• _What to do_:
Show each line from the listing that includes the word "Richtung".

• _Records shown_:
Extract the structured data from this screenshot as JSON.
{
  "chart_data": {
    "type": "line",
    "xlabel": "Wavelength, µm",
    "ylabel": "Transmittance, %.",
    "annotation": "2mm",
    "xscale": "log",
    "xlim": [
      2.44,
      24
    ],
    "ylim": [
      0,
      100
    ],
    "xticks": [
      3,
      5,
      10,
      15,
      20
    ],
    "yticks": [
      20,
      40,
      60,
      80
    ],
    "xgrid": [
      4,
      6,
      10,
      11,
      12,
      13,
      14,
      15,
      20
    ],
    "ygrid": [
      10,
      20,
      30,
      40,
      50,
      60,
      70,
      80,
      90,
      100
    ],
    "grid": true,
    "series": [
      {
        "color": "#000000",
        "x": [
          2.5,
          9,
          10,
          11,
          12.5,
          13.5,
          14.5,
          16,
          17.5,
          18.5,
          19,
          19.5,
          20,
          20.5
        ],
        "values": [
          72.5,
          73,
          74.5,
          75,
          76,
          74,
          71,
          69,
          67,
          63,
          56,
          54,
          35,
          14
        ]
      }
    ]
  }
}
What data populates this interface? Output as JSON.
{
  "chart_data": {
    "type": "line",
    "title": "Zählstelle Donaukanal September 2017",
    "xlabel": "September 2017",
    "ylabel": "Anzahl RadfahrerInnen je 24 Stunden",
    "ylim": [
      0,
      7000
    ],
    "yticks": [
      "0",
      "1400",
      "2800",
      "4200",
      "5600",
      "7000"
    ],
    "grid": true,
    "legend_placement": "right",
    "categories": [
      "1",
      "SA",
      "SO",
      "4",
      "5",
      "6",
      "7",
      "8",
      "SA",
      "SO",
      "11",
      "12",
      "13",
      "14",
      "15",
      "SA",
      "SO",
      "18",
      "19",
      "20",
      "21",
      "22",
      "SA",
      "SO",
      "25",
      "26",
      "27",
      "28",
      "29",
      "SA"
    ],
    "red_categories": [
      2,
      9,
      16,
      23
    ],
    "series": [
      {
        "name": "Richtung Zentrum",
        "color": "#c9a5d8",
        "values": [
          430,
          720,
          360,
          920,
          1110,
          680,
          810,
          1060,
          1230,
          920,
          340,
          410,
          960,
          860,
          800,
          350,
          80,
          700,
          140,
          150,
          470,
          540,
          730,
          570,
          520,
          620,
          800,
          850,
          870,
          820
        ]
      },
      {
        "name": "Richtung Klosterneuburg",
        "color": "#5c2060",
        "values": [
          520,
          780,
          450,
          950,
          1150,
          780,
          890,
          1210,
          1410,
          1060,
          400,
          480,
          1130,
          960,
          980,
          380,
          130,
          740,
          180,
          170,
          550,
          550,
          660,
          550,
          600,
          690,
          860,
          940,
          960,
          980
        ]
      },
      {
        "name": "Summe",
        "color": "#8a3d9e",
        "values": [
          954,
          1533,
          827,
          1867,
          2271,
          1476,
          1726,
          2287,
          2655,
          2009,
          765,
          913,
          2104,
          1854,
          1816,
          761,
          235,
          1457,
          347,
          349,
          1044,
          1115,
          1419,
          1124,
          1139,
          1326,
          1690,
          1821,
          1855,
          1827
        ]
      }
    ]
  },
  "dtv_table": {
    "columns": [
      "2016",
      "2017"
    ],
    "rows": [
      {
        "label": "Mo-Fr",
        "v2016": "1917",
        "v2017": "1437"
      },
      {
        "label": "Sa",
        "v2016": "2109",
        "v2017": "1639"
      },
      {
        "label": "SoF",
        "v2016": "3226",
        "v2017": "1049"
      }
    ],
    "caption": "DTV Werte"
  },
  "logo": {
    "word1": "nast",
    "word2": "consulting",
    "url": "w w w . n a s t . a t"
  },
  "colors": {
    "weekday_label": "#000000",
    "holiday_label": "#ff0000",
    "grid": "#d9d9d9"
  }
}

• _Full answer_:
        "name": "Richtung Zentrum",
        "name": "Richtung Klosterneuburg",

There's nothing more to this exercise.